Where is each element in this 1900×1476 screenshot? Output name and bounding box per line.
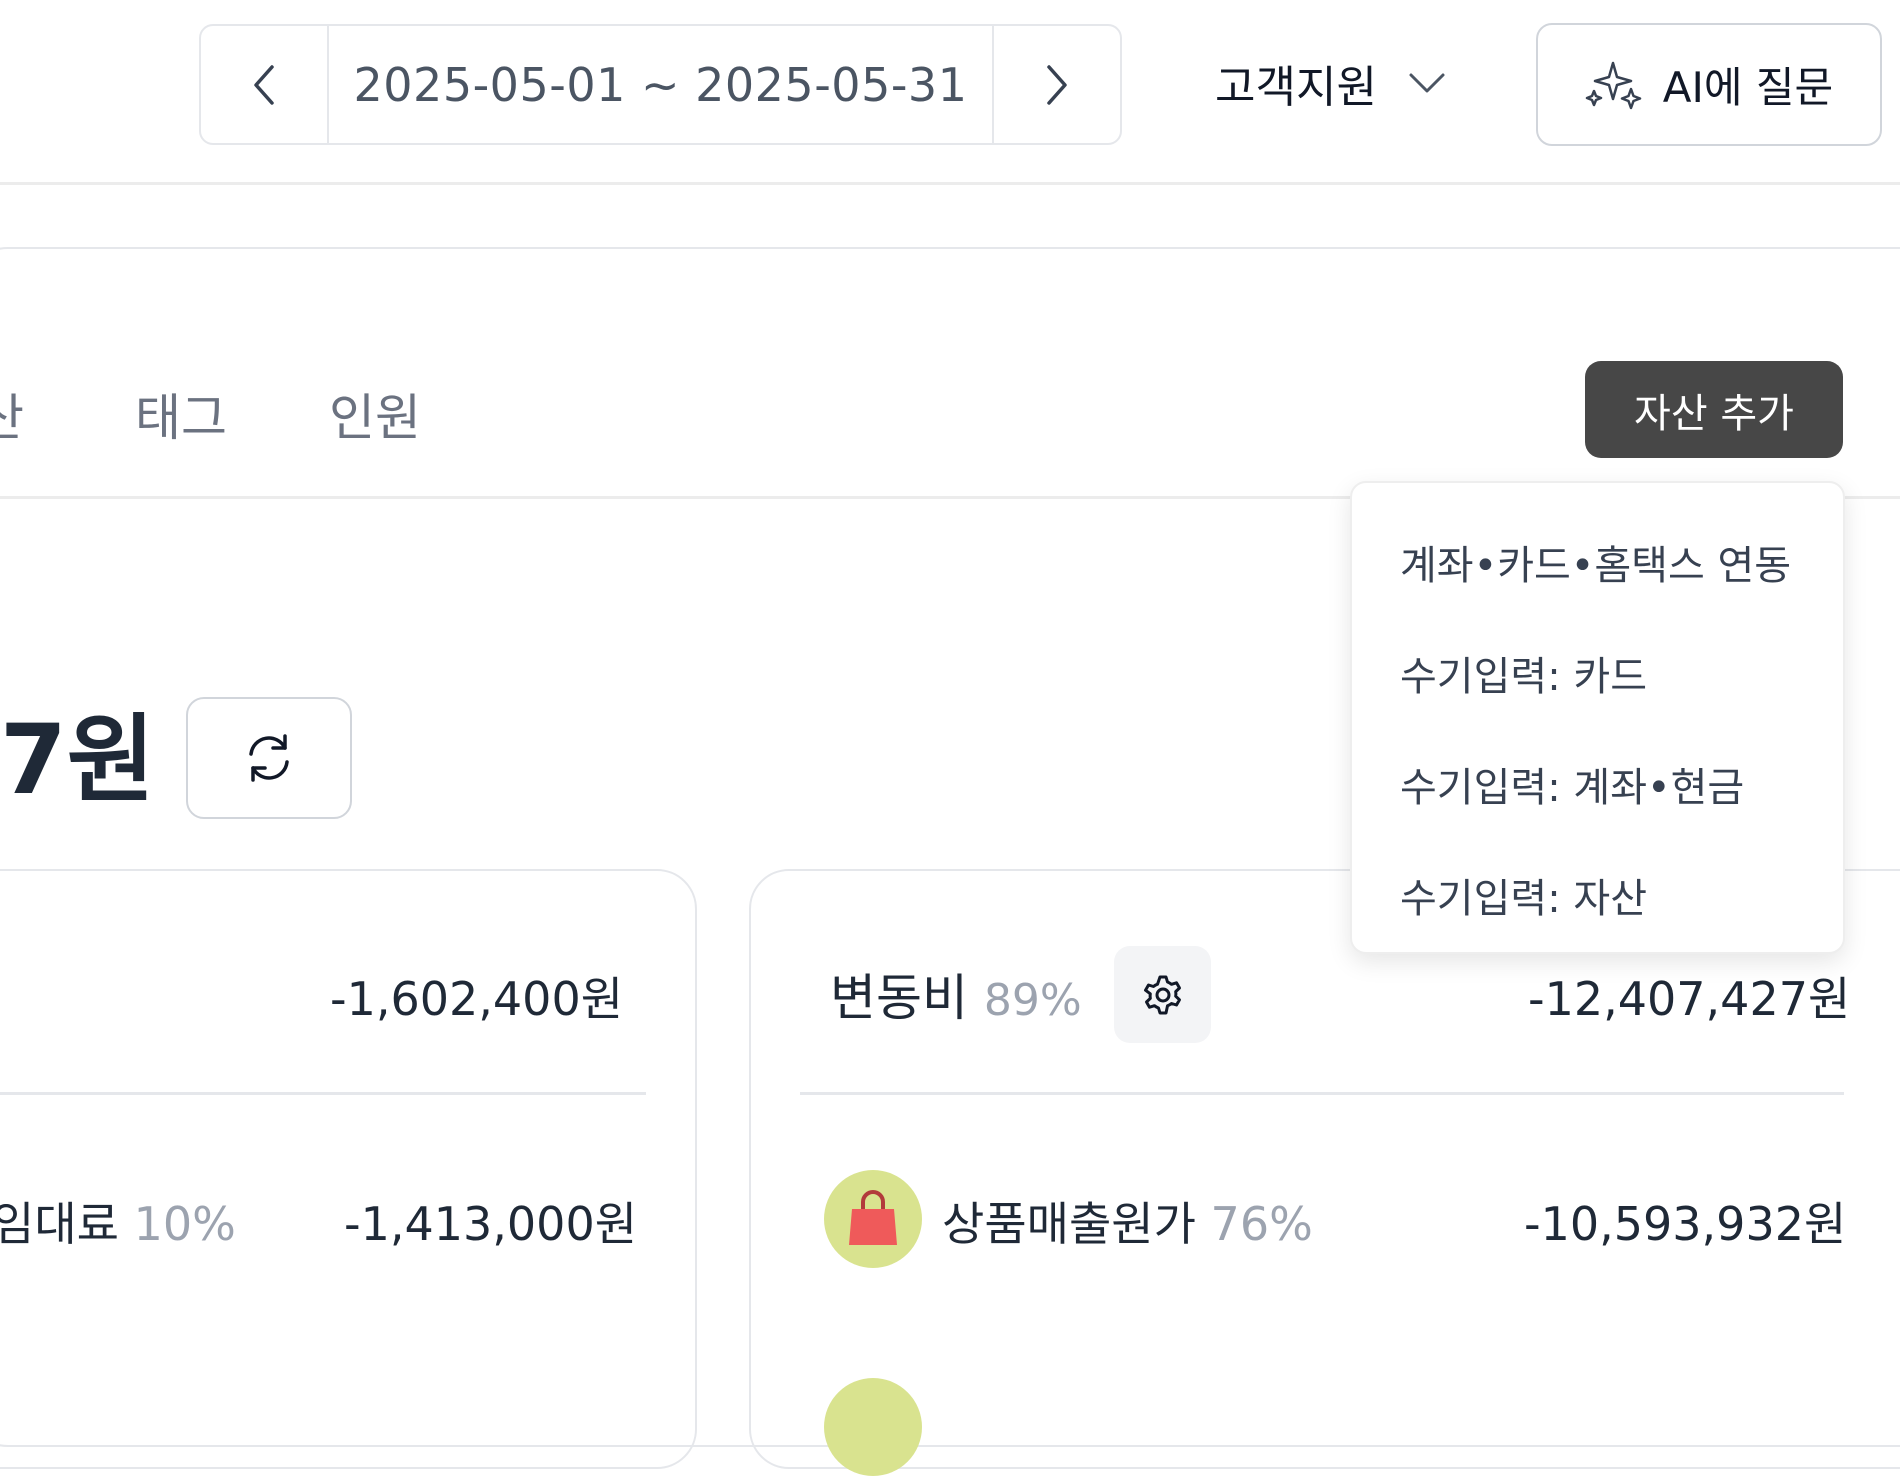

★ ★ ★ ★ ★ ★ ★

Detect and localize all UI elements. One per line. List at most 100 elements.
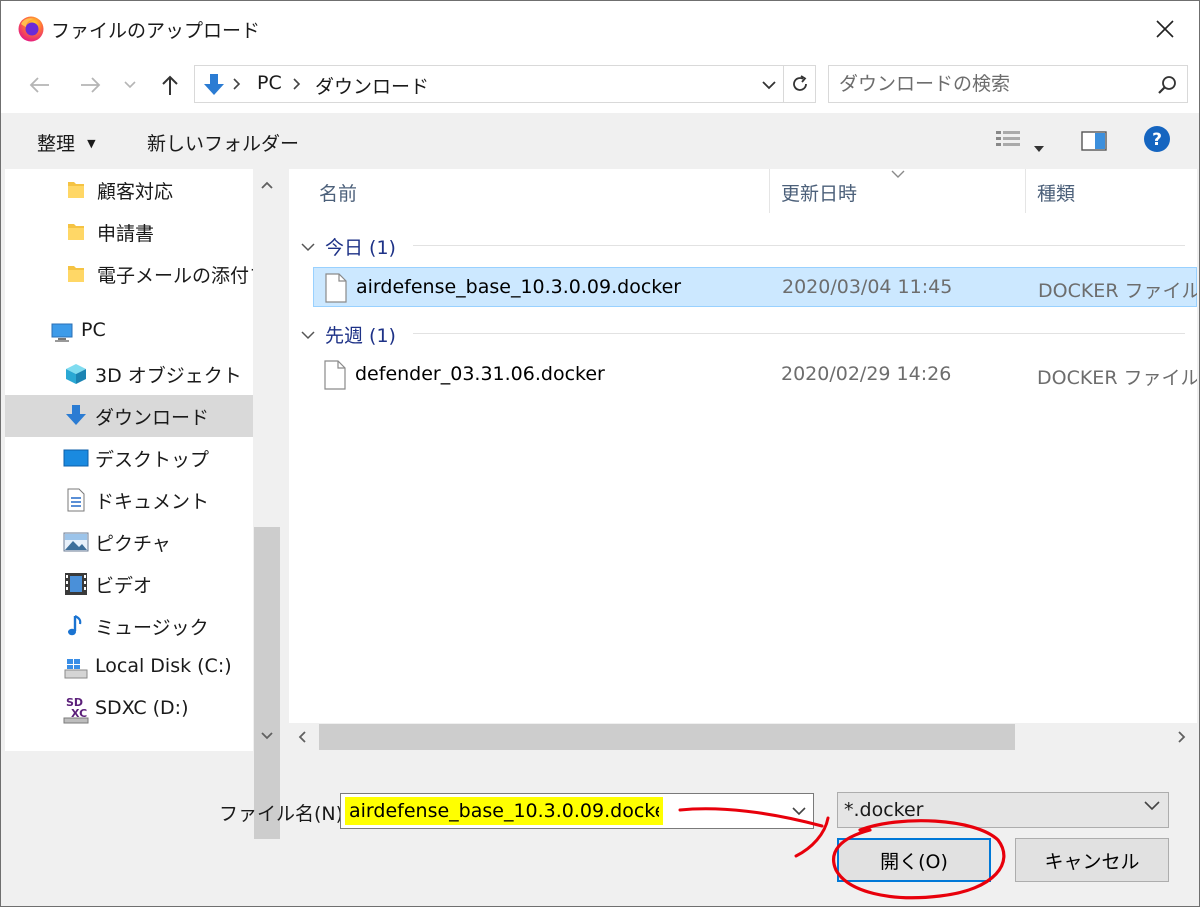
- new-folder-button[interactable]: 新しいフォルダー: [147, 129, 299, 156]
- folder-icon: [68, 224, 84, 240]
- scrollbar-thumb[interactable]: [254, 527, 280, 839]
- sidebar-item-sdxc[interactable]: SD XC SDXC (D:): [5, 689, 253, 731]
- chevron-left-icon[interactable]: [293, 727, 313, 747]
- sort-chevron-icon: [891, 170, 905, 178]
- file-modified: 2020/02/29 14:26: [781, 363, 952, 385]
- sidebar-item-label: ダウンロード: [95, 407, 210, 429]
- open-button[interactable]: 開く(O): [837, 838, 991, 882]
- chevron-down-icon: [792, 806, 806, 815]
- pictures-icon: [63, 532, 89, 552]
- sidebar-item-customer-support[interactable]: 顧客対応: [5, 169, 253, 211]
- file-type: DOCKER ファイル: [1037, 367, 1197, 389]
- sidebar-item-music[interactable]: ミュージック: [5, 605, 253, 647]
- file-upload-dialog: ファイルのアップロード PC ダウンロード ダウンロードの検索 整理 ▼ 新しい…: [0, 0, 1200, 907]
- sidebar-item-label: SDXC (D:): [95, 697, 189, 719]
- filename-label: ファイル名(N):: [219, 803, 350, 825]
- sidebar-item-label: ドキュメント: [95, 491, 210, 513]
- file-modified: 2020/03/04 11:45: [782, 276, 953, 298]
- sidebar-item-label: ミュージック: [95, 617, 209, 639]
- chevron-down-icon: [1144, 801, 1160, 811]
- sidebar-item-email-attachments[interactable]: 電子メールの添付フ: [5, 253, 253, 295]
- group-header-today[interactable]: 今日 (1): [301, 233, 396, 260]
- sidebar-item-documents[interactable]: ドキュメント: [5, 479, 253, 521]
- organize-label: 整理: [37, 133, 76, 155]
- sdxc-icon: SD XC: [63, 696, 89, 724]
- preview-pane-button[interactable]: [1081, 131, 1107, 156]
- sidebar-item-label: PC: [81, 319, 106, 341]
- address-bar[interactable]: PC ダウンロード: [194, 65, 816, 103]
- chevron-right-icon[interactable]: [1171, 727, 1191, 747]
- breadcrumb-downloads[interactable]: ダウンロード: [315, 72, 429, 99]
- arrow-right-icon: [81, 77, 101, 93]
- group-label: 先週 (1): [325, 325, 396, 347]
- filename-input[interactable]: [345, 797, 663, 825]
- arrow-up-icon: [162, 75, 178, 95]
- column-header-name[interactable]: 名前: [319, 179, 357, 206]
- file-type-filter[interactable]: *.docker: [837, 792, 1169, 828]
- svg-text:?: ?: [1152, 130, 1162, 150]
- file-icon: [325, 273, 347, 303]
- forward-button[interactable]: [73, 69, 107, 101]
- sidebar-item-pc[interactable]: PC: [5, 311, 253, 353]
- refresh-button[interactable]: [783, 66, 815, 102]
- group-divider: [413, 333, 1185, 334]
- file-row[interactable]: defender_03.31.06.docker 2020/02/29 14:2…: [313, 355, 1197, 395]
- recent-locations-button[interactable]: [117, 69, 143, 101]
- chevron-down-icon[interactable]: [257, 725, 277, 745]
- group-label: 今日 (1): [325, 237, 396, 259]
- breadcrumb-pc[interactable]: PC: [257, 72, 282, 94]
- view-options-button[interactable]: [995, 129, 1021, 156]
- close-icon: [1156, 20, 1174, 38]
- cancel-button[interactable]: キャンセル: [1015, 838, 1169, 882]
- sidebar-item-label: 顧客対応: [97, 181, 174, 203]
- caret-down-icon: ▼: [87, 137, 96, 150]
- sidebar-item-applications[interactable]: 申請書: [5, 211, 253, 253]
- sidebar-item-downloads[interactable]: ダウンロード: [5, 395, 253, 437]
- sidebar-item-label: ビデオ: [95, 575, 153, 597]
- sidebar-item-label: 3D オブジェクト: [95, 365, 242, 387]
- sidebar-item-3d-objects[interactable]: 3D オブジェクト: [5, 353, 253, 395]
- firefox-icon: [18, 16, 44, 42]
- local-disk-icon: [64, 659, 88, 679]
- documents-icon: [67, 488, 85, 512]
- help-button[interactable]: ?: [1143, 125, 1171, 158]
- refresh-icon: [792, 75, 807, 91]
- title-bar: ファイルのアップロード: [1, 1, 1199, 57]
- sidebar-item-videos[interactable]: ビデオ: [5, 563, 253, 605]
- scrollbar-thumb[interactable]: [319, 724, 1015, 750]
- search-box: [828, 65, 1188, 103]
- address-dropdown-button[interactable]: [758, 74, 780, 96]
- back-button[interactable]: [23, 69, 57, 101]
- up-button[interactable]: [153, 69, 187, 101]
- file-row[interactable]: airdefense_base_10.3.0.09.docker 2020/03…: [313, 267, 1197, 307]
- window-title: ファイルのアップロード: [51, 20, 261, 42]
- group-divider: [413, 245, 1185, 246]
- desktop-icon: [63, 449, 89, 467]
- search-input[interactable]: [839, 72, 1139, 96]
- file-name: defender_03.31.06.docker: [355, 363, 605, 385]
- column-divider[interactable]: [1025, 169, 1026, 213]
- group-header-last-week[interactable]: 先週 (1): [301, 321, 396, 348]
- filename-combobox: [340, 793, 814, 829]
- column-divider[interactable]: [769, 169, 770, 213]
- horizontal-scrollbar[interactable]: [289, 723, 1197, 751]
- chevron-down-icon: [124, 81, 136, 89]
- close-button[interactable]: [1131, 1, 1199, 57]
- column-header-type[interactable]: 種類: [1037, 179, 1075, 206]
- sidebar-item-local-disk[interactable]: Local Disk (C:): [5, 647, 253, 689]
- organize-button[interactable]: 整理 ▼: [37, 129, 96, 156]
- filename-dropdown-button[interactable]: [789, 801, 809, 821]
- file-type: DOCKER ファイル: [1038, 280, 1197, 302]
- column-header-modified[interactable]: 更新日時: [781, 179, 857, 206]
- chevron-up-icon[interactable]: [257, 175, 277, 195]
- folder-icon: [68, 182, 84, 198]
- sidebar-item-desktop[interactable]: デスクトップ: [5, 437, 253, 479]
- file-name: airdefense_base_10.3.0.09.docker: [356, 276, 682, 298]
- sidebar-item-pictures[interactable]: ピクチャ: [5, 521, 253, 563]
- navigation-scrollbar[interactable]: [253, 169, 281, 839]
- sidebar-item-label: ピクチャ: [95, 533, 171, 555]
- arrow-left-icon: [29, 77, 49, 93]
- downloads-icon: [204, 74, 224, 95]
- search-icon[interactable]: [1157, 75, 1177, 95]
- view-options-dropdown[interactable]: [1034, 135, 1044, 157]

★ ★ ★ ★ ★ ★ ★

§ WHAT TO DO
Copy the items from the line with "Detect and localize" to the line with "- filename-label: ファイル名(N):: [219, 803, 350, 825]" word for word, leaving out the pictures.

§ ANSWER TO THIS PROBLEM
Detect and localize all UI elements. One per line. List at most 100 elements.
- new-folder-button[interactable]: 新しいフォルダー: [147, 129, 299, 156]
- folder-icon: [68, 224, 84, 240]
- scrollbar-thumb[interactable]: [254, 527, 280, 839]
- sidebar-item-sdxc[interactable]: SD XC SDXC (D:): [5, 689, 253, 731]
- chevron-left-icon[interactable]: [293, 727, 313, 747]
- sort-chevron-icon: [891, 170, 905, 178]
- file-modified: 2020/02/29 14:26: [781, 363, 952, 385]
- sidebar-item-label: ダウンロード: [95, 407, 210, 429]
- open-button[interactable]: 開く(O): [837, 838, 991, 882]
- chevron-down-icon: [792, 806, 806, 815]
- pictures-icon: [63, 532, 89, 552]
- sidebar-item-customer-support[interactable]: 顧客対応: [5, 169, 253, 211]
- file-type: DOCKER ファイル: [1037, 367, 1197, 389]
- sidebar-item-music[interactable]: ミュージック: [5, 605, 253, 647]
- file-upload-dialog: ファイルのアップロード PC ダウンロード ダウンロードの検索 整理 ▼ 新しい…: [0, 0, 1200, 907]
- sidebar-item-label: SDXC (D:): [95, 697, 189, 719]
- filename-label: ファイル名(N):: [219, 803, 350, 825]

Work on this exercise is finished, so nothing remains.